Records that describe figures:
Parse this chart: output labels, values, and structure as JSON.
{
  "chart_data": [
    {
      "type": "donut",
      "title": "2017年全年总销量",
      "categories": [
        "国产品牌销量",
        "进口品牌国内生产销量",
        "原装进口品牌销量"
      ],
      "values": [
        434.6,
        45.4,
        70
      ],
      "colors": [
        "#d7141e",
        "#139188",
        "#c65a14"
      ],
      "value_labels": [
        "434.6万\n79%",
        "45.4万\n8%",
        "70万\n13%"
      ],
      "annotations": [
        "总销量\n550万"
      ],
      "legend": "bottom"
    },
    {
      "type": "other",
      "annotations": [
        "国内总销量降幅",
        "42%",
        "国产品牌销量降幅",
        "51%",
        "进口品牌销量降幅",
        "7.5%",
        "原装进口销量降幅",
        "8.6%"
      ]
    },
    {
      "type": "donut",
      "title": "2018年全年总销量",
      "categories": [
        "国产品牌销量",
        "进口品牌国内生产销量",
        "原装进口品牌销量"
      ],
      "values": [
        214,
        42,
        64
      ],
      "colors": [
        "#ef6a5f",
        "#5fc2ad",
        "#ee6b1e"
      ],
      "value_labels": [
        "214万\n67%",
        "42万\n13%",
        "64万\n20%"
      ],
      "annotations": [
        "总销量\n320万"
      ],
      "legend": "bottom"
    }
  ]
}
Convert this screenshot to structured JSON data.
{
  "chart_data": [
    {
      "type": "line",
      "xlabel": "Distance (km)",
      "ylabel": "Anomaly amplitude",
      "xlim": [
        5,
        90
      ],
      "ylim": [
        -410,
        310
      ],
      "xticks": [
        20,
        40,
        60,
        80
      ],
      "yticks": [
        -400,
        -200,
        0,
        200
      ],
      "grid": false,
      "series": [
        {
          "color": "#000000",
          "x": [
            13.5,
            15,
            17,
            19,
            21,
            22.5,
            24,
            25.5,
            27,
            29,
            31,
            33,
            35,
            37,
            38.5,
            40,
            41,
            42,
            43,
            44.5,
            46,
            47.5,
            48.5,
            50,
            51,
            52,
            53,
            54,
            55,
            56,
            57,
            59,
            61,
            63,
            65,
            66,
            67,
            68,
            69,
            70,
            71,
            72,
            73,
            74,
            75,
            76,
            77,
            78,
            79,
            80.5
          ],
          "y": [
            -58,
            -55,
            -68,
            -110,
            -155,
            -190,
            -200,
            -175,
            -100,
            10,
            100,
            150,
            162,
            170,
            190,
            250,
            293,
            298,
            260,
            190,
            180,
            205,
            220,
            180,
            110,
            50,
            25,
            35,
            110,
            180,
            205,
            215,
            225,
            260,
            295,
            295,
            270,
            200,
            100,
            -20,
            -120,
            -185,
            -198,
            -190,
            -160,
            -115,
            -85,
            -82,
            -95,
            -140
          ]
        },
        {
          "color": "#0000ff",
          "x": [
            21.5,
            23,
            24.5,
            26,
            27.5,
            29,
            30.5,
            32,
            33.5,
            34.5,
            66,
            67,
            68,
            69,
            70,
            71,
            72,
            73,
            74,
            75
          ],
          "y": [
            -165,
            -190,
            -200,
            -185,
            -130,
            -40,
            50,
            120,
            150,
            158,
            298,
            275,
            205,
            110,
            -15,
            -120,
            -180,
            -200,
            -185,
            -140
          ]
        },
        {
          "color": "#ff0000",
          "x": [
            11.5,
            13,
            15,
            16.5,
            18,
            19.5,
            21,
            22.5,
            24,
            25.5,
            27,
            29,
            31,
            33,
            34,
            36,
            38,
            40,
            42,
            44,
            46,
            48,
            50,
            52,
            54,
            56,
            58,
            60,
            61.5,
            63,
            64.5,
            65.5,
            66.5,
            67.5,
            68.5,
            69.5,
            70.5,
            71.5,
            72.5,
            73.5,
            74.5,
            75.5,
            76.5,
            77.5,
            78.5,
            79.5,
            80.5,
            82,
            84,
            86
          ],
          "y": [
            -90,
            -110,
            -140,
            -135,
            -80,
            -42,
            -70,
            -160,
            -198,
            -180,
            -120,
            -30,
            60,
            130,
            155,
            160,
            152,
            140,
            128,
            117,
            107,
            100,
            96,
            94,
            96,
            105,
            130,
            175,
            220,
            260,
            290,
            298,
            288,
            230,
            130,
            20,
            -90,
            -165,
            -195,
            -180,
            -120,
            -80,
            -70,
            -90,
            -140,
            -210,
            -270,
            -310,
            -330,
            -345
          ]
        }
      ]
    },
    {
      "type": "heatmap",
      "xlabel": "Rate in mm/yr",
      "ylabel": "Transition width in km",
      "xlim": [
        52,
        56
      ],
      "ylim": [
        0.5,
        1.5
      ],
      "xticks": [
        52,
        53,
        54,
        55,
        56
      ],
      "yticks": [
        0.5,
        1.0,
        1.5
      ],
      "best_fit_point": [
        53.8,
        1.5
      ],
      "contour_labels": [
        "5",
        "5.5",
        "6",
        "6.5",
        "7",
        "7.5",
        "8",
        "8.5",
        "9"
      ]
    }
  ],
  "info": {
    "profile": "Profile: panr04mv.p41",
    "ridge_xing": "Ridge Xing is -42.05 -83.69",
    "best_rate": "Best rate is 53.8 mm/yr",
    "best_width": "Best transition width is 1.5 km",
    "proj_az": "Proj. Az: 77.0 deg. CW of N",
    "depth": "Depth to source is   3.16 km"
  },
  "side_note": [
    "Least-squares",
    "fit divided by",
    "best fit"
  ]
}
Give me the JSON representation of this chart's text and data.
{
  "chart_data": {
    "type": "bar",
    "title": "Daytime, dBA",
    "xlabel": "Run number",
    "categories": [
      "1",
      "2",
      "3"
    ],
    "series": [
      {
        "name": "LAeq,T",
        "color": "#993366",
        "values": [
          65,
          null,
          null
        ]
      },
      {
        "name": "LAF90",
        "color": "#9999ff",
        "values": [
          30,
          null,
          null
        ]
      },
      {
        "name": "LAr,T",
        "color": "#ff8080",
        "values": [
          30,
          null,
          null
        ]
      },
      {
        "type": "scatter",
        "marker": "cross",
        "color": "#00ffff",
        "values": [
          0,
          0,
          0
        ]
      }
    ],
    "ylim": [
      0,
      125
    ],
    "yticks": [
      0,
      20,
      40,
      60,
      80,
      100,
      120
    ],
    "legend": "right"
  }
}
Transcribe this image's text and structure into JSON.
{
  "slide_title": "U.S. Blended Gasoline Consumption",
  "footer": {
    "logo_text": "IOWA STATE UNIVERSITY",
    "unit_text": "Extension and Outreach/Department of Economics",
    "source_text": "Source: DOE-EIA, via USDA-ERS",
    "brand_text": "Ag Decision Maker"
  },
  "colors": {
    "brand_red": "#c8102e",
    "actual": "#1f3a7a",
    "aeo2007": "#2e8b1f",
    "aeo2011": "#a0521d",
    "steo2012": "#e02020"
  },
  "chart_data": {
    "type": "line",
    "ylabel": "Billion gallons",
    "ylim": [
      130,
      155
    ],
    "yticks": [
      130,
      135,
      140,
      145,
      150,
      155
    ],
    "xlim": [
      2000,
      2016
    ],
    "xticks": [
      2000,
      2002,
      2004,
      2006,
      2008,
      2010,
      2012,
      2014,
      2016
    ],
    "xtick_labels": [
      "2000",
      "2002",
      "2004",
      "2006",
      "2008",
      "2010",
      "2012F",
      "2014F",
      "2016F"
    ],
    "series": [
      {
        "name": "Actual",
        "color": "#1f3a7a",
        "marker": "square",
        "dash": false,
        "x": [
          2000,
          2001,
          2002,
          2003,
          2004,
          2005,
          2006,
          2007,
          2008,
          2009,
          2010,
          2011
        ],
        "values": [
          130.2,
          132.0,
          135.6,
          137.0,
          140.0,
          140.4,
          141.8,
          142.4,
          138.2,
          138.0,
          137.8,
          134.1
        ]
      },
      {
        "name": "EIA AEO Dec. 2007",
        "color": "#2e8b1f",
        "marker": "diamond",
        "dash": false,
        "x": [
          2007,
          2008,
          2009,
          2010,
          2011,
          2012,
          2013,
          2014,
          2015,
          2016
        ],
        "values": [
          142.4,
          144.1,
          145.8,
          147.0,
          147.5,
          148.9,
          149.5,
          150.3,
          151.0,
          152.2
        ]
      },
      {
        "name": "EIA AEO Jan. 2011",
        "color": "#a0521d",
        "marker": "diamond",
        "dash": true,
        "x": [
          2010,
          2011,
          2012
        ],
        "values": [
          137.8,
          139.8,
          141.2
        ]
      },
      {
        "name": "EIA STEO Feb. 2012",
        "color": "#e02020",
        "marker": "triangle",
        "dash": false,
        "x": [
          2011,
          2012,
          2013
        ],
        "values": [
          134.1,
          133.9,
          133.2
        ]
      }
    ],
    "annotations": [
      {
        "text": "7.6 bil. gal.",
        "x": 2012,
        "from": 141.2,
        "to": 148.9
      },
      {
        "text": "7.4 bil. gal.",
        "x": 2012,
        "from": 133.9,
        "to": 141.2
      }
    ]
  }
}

Exercise description:
List every line from the entries above in which "ylabel" appears.

Solution to this problem:
      "ylabel": "Anomaly amplitude",
      "ylabel": "Transition width in km",
    "ylabel": "Billion gallons",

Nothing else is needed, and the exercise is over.